» **Problem statement**: What lines of the data include the string "składowane"? Copy them all.

» **Collected data**:
┄┄┄┄┄┄┄┄┄┄
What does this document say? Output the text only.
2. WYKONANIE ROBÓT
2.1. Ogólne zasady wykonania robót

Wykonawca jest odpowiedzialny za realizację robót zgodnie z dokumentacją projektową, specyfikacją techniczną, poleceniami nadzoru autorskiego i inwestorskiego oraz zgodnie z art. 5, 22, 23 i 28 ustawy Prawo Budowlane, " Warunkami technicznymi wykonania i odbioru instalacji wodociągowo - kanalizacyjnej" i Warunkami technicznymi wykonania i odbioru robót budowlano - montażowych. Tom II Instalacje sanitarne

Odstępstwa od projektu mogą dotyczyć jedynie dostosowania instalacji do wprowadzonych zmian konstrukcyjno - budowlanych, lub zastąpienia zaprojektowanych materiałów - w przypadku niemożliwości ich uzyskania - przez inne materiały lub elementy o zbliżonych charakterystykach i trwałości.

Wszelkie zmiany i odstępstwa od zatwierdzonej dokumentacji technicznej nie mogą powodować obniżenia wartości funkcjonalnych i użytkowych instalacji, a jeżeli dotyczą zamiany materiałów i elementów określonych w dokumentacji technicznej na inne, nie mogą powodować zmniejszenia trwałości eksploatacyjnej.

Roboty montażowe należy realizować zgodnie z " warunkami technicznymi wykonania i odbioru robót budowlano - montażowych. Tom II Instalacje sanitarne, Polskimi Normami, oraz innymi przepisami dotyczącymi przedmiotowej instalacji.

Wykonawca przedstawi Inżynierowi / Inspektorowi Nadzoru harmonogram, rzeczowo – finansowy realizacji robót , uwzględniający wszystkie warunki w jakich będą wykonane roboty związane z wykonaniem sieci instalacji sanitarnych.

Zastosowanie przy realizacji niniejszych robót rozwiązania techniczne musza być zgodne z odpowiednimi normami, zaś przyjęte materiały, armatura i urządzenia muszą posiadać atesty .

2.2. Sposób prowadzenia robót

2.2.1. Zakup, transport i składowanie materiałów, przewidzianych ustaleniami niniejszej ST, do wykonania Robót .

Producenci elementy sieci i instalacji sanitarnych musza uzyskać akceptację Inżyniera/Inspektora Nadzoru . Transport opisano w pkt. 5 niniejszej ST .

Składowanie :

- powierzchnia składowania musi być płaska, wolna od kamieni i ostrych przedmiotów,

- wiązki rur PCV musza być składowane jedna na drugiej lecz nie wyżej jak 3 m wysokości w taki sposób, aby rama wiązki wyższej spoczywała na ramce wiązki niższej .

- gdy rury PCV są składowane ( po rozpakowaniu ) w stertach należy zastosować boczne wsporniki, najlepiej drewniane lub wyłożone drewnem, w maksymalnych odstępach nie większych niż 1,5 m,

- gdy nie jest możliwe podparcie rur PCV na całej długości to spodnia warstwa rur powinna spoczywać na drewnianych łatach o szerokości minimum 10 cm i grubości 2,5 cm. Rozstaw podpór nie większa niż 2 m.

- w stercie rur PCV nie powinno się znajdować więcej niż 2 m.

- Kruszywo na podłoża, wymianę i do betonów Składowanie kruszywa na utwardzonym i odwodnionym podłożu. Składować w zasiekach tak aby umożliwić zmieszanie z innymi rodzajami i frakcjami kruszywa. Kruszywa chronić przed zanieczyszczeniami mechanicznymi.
┄┄┄┄┄┄┄┄┄┄
» **Finished answer**:
- wiązki rur PCV musza być składowane jedna na drugiej lecz nie wyżej jak 3 m wysokości w taki sposób, aby rama wiązki wyższej spoczywała na ramce wiązki niższej .
- gdy rury PCV są składowane ( po rozpakowaniu ) w stertach należy zastosować boczne wsporniki, najlepiej drewniane lub wyłożone drewnem, w maksymalnych odstępach nie większych niż 1,5 m,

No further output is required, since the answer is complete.